> **TASK OBJECTIVE**: Please print the full listing exactly.
[Begin LISTED RECORDS]
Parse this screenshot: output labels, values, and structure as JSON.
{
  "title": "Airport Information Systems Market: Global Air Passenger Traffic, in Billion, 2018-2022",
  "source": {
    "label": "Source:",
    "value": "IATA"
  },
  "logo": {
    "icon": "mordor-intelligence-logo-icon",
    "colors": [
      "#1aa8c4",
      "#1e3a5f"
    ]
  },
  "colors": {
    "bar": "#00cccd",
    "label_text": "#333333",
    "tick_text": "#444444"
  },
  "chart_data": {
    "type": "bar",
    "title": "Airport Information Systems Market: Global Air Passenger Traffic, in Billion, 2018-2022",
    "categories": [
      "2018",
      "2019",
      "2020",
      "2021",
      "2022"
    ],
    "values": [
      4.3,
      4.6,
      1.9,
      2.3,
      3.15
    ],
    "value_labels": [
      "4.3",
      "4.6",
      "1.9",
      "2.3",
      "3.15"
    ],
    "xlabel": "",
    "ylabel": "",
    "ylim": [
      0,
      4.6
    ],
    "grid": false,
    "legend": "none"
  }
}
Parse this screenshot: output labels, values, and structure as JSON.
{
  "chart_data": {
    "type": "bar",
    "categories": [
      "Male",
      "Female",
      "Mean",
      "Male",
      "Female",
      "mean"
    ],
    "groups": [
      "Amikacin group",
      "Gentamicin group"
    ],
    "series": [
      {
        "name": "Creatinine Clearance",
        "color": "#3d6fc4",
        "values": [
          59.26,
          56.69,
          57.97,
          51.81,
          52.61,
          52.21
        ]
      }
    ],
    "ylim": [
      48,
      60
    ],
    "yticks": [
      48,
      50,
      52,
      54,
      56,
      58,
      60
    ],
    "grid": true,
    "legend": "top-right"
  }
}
[End LISTED RECORDS]
> **RESULT**:
Parse this screenshot: output labels, values, and structure as JSON.
{
  "title": "Airport Information Systems Market: Global Air Passenger Traffic, in Billion, 2018-2022",
  "source": {
    "label": "Source:",
    "value": "IATA"
  },
  "logo": {
    "icon": "mordor-intelligence-logo-icon",
    "colors": [
      "#1aa8c4",
      "#1e3a5f"
    ]
  },
  "colors": {
    "bar": "#00cccd",
    "label_text": "#333333",
    "tick_text": "#444444"
  },
  "chart_data": {
    "type": "bar",
    "title": "Airport Information Systems Market: Global Air Passenger Traffic, in Billion, 2018-2022",
    "categories": [
      "2018",
      "2019",
      "2020",
      "2021",
      "2022"
    ],
    "values": [
      4.3,
      4.6,
      1.9,
      2.3,
      3.15
    ],
    "value_labels": [
      "4.3",
      "4.6",
      "1.9",
      "2.3",
      "3.15"
    ],
    "xlabel": "",
    "ylabel": "",
    "ylim": [
      0,
      4.6
    ],
    "grid": false,
    "legend": "none"
  }
}
Parse this screenshot: output labels, values, and structure as JSON.
{
  "chart_data": {
    "type": "bar",
    "categories": [
      "Male",
      "Female",
      "Mean",
      "Male",
      "Female",
      "mean"
    ],
    "groups": [
      "Amikacin group",
      "Gentamicin group"
    ],
    "series": [
      {
        "name": "Creatinine Clearance",
        "color": "#3d6fc4",
        "values": [
          59.26,
          56.69,
          57.97,
          51.81,
          52.61,
          52.21
        ]
      }
    ],
    "ylim": [
      48,
      60
    ],
    "yticks": [
      48,
      50,
      52,
      54,
      56,
      58,
      60
    ],
    "grid": true,
    "legend": "top-right"
  }
}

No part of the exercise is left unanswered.